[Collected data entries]

-*-*-

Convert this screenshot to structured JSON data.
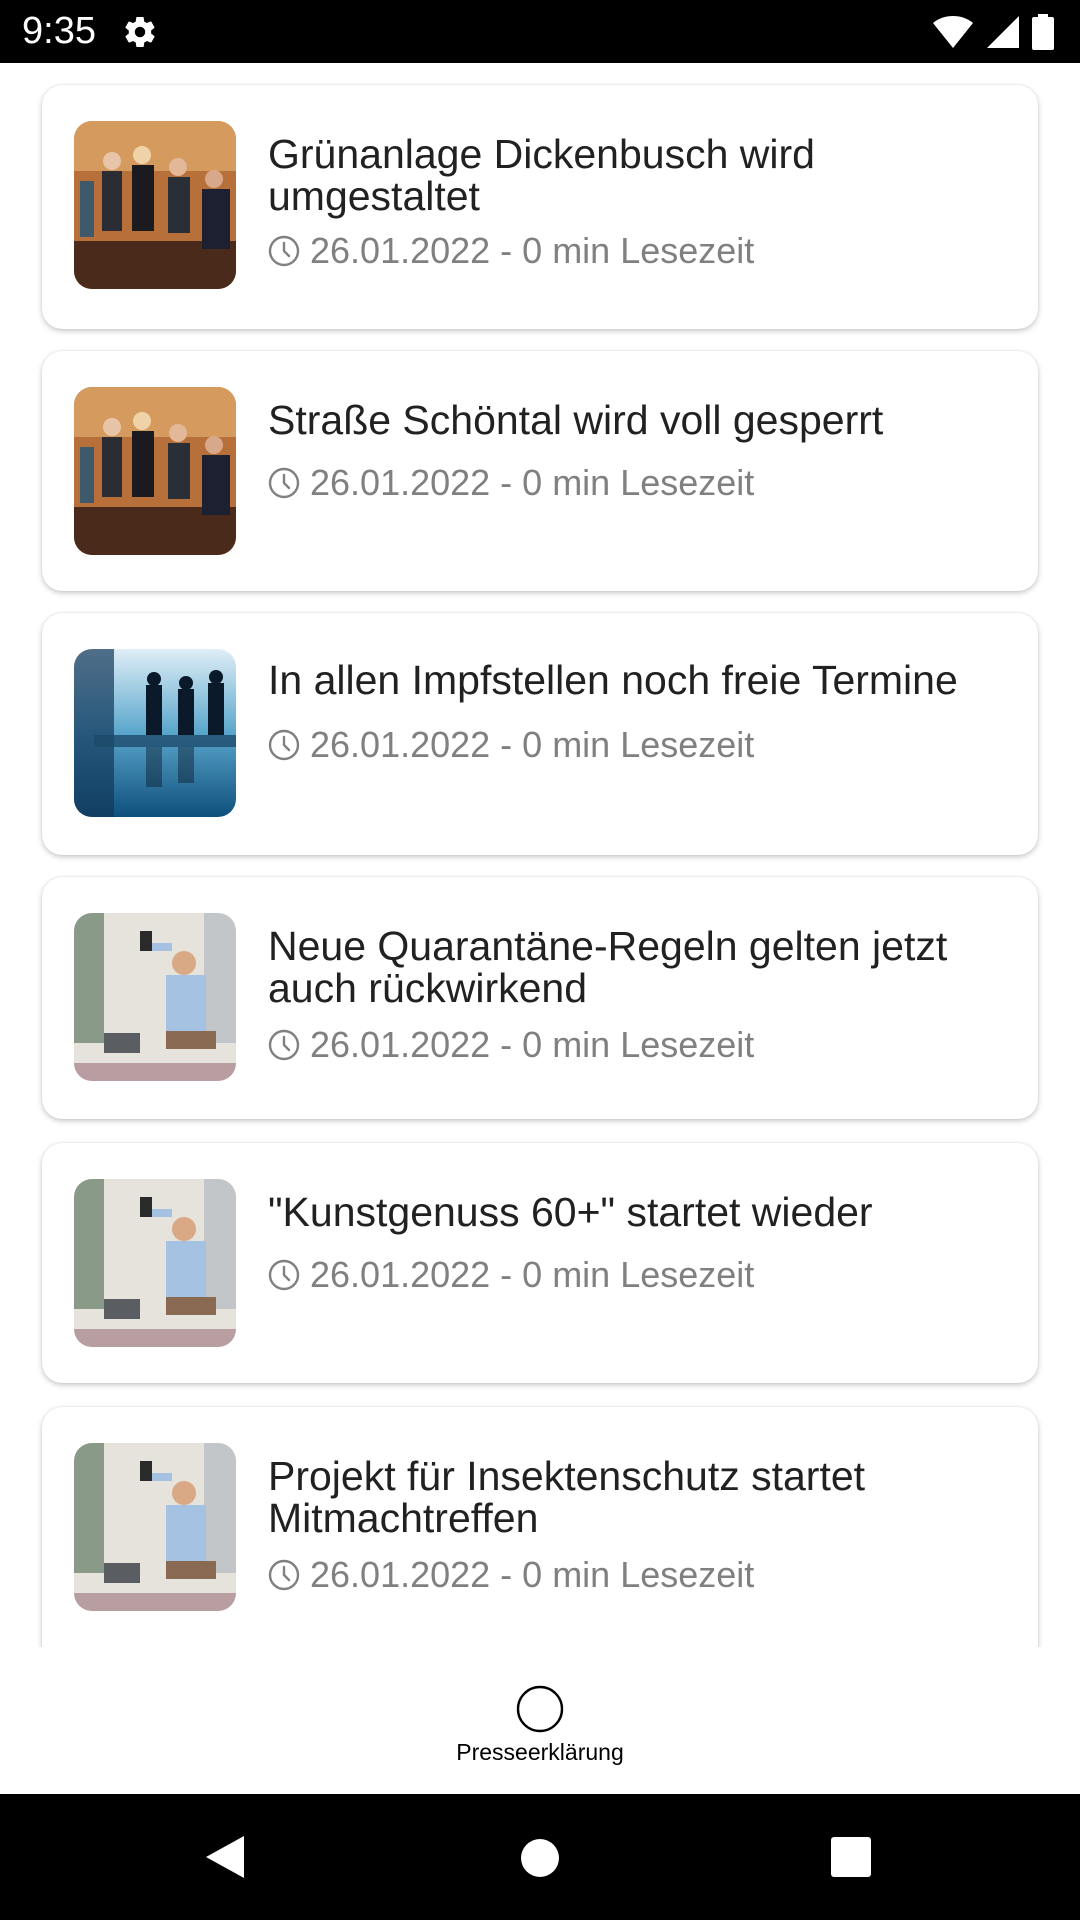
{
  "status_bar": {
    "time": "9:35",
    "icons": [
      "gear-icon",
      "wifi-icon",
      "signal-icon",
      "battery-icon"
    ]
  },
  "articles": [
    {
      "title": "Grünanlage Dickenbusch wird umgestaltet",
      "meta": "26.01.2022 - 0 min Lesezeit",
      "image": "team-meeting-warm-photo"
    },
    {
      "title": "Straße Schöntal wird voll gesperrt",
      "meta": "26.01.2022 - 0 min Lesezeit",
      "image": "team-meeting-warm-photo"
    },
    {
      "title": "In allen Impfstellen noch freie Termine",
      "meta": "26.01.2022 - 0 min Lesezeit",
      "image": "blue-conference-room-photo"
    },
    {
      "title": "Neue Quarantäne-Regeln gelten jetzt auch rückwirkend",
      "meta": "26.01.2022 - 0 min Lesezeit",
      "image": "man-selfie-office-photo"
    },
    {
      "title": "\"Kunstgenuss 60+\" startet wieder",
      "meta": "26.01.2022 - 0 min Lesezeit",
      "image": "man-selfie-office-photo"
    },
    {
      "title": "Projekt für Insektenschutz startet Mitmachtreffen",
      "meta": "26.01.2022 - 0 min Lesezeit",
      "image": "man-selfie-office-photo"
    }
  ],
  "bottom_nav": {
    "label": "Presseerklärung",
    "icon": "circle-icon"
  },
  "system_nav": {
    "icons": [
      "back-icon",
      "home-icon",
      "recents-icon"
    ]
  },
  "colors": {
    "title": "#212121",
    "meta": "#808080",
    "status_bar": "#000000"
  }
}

-*-*-

Restate the full listing verbatim and drop every picture.

### Response to this task
Convert this screenshot to structured JSON data.
{
  "status_bar": {
    "time": "9:35",
    "icons": [
      "gear-icon",
      "wifi-icon",
      "signal-icon",
      "battery-icon"
    ]
  },
  "articles": [
    {
      "title": "Grünanlage Dickenbusch wird umgestaltet",
      "meta": "26.01.2022 - 0 min Lesezeit",
      "image": "team-meeting-warm-photo"
    },
    {
      "title": "Straße Schöntal wird voll gesperrt",
      "meta": "26.01.2022 - 0 min Lesezeit",
      "image": "team-meeting-warm-photo"
    },
    {
      "title": "In allen Impfstellen noch freie Termine",
      "meta": "26.01.2022 - 0 min Lesezeit",
      "image": "blue-conference-room-photo"
    },
    {
      "title": "Neue Quarantäne-Regeln gelten jetzt auch rückwirkend",
      "meta": "26.01.2022 - 0 min Lesezeit",
      "image": "man-selfie-office-photo"
    },
    {
      "title": "\"Kunstgenuss 60+\" startet wieder",
      "meta": "26.01.2022 - 0 min Lesezeit",
      "image": "man-selfie-office-photo"
    },
    {
      "title": "Projekt für Insektenschutz startet Mitmachtreffen",
      "meta": "26.01.2022 - 0 min Lesezeit",
      "image": "man-selfie-office-photo"
    }
  ],
  "bottom_nav": {
    "label": "Presseerklärung",
    "icon": "circle-icon"
  },
  "system_nav": {
    "icons": [
      "back-icon",
      "home-icon",
      "recents-icon"
    ]
  },
  "colors": {
    "title": "#212121",
    "meta": "#808080",
    "status_bar": "#000000"
  }
}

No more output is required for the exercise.